(Data items)
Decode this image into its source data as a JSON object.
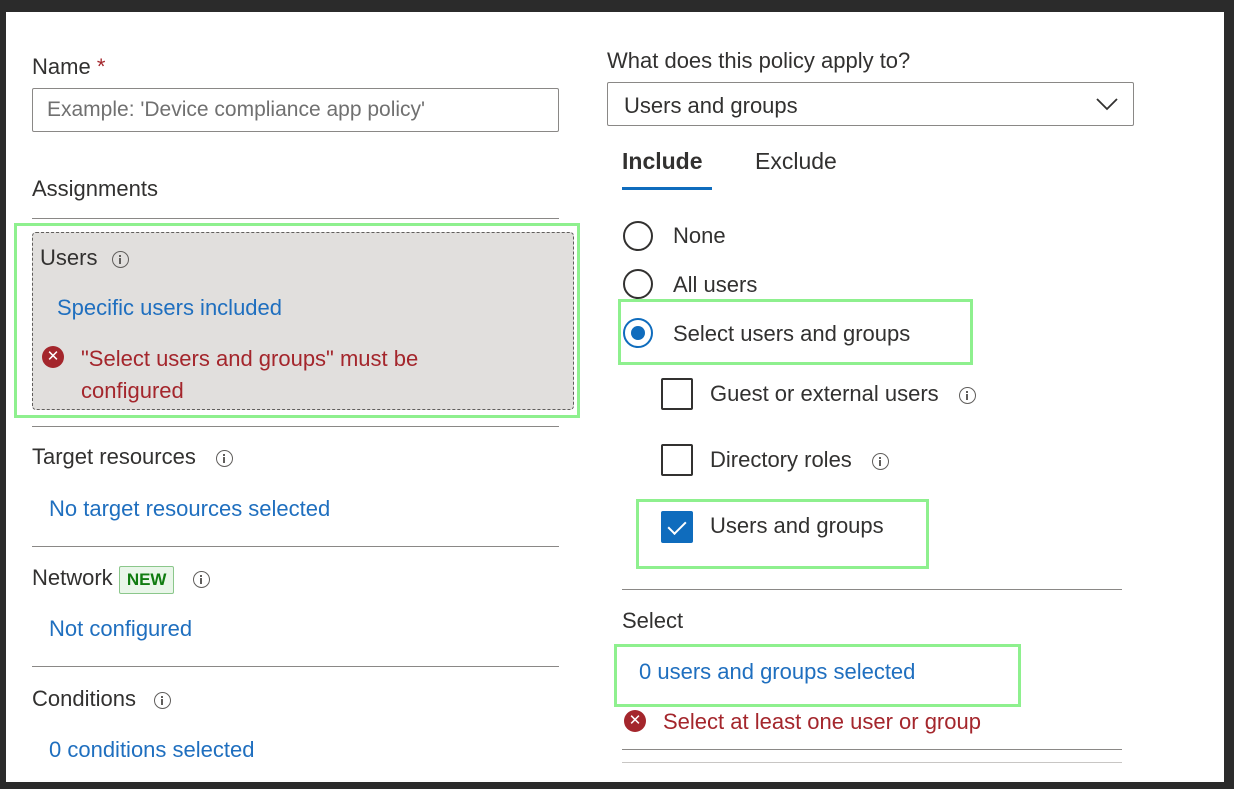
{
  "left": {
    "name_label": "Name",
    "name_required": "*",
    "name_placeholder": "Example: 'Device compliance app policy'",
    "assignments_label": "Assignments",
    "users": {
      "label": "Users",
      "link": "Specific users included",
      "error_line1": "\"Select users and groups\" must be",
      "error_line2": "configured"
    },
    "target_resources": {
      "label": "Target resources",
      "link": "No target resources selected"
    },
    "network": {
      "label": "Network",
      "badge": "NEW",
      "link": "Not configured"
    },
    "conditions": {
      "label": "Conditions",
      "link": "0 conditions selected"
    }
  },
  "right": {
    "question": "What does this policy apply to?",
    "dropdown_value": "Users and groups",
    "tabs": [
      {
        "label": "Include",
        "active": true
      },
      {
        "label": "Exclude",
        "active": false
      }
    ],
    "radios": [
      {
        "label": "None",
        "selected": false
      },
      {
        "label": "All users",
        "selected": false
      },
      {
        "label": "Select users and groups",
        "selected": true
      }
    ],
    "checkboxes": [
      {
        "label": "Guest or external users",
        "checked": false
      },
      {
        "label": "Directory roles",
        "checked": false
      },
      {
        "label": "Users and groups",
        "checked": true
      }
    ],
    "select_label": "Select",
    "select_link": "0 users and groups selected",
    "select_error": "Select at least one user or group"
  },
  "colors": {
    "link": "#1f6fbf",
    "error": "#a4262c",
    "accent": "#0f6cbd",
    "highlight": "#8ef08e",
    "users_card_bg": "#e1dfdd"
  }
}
* * *
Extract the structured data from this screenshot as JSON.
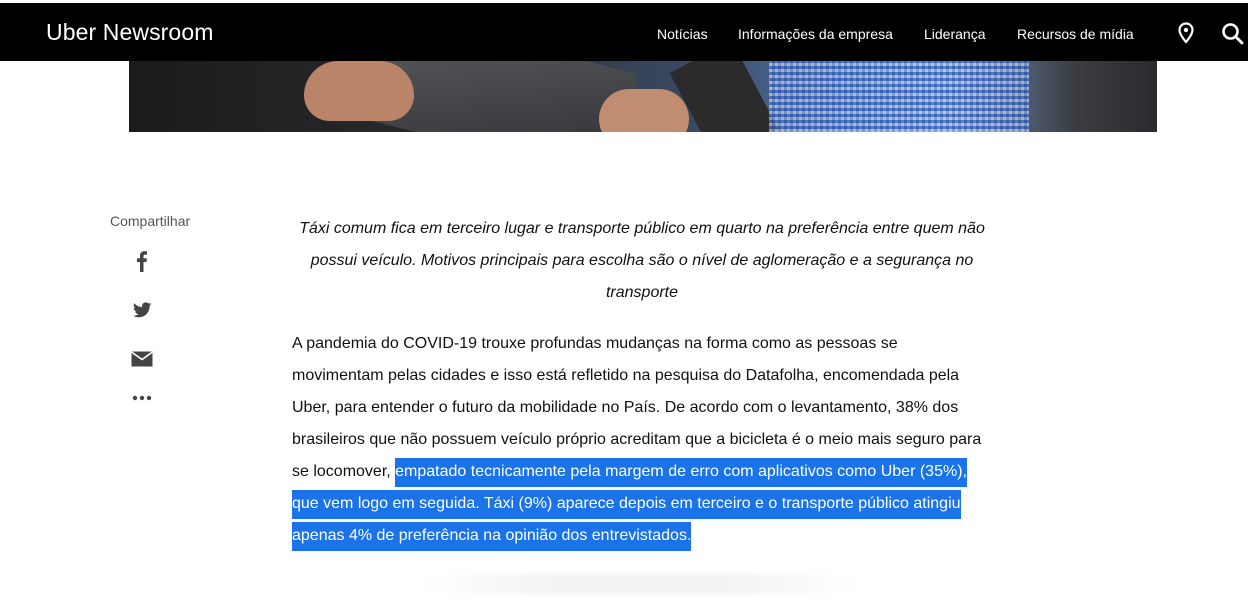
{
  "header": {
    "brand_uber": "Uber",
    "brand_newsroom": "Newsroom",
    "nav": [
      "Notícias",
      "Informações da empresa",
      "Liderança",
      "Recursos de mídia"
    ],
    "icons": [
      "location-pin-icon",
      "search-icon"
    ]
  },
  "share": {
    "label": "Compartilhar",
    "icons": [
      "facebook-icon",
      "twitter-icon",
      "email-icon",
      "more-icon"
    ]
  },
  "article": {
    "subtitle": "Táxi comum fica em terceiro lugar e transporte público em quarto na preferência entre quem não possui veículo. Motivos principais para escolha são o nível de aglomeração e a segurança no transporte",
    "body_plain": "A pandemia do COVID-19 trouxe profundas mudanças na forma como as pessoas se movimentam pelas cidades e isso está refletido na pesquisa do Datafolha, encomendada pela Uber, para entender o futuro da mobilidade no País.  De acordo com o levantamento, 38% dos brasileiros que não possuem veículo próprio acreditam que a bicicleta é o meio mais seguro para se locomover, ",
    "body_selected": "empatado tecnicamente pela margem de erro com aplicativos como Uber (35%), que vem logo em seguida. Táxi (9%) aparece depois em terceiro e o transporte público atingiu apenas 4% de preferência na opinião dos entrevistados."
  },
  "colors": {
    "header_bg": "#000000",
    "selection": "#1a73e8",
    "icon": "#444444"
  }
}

**Goal of the exercise:**
Where a line in the material above holds "pela", copy that line.

**Correct result:**
    "body_plain": "A pandemia do COVID-19 trouxe profundas mudanças na forma como as pessoas se movimentam pelas cidades e isso está refletido na pesquisa do Datafolha, encomendada pela Uber, para entender o futuro da mobilidade no País.  De acordo com o levantamento, 38% dos brasileiros que não possuem veículo próprio acreditam que a bicicleta é o meio mais seguro para se locomover, ",
    "body_selected": "empatado tecnicamente pela margem de erro com aplicativos como Uber (35%), que vem logo em seguida. Táxi (9%) aparece depois em terceiro e o transporte público atingiu apenas 4% de preferência na opinião dos entrevistados."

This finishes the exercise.